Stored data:
-- BEGIN --
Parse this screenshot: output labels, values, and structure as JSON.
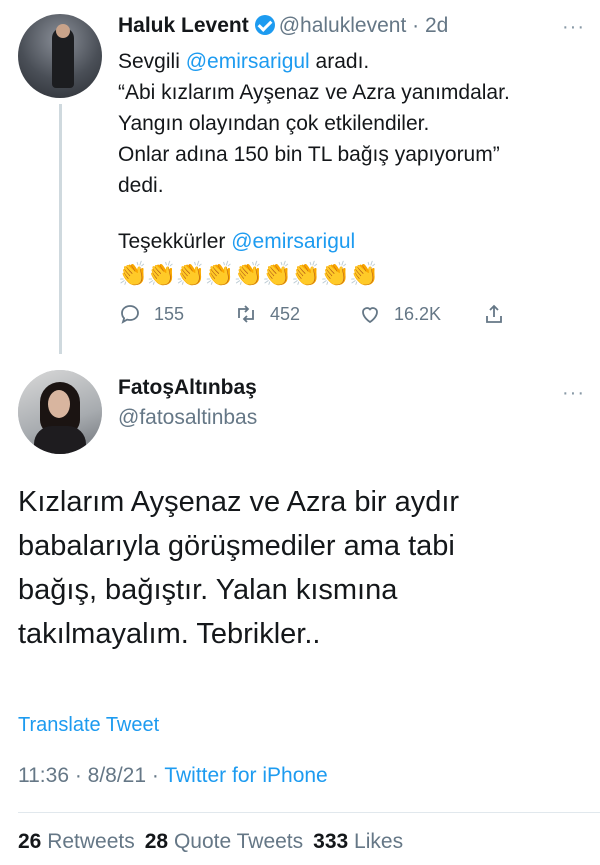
{
  "reply_tweet": {
    "name": "Haluk Levent",
    "handle": "@haluklevent",
    "age": "· 2d",
    "lines": [
      {
        "pre": "Sevgili ",
        "mention": "@emirsarigul",
        "post": " aradı."
      },
      {
        "text": "“Abi kızlarım Ayşenaz ve Azra yanımdalar."
      },
      {
        "text": "Yangın olayından çok etkilendiler."
      },
      {
        "text": "Onlar adına 150 bin TL bağış yapıyorum”"
      },
      {
        "text": "dedi."
      }
    ],
    "thanks": "Teşekkürler ",
    "thanks_mention": "@emirsarigul",
    "emoji": "👏👏👏👏👏👏👏👏👏",
    "replies": "155",
    "retweets": "452",
    "likes": "16.2K",
    "icons": [
      "reply-icon",
      "retweet-icon",
      "like-icon",
      "share-icon"
    ]
  },
  "main_tweet": {
    "name": "FatoşAltınbaş",
    "handle": "@fatosaltinbas",
    "body_lines": [
      "Kızlarım Ayşenaz ve Azra bir aydır",
      "babalarıyla görüşmediler ama tabi",
      "bağış, bağıştır. Yalan kısmına",
      "takılmayalım. Tebrikler.."
    ],
    "translate": "Translate Tweet",
    "time": "11:36 · 8/8/21 · ",
    "source": "Twitter for iPhone",
    "stats": {
      "retweets_count": "26",
      "retweets_label": "Retweets",
      "quotes_count": "28",
      "quotes_label": "Quote Tweets",
      "likes_count": "333",
      "likes_label": "Likes"
    }
  },
  "colors": {
    "accent": "#1d9bf0",
    "secondary_text": "#657786",
    "primary_text": "#14171a"
  }
}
-- END --
GOAL:
What is needed is an exact reproduction of the data, pictures excluded.

ANSWER:
Parse this screenshot: output labels, values, and structure as JSON.
{
  "reply_tweet": {
    "name": "Haluk Levent",
    "handle": "@haluklevent",
    "age": "· 2d",
    "lines": [
      {
        "pre": "Sevgili ",
        "mention": "@emirsarigul",
        "post": " aradı."
      },
      {
        "text": "“Abi kızlarım Ayşenaz ve Azra yanımdalar."
      },
      {
        "text": "Yangın olayından çok etkilendiler."
      },
      {
        "text": "Onlar adına 150 bin TL bağış yapıyorum”"
      },
      {
        "text": "dedi."
      }
    ],
    "thanks": "Teşekkürler ",
    "thanks_mention": "@emirsarigul",
    "emoji": "👏👏👏👏👏👏👏👏👏",
    "replies": "155",
    "retweets": "452",
    "likes": "16.2K",
    "icons": [
      "reply-icon",
      "retweet-icon",
      "like-icon",
      "share-icon"
    ]
  },
  "main_tweet": {
    "name": "FatoşAltınbaş",
    "handle": "@fatosaltinbas",
    "body_lines": [
      "Kızlarım Ayşenaz ve Azra bir aydır",
      "babalarıyla görüşmediler ama tabi",
      "bağış, bağıştır. Yalan kısmına",
      "takılmayalım. Tebrikler.."
    ],
    "translate": "Translate Tweet",
    "time": "11:36 · 8/8/21 · ",
    "source": "Twitter for iPhone",
    "stats": {
      "retweets_count": "26",
      "retweets_label": "Retweets",
      "quotes_count": "28",
      "quotes_label": "Quote Tweets",
      "likes_count": "333",
      "likes_label": "Likes"
    }
  },
  "colors": {
    "accent": "#1d9bf0",
    "secondary_text": "#657786",
    "primary_text": "#14171a"
  }
}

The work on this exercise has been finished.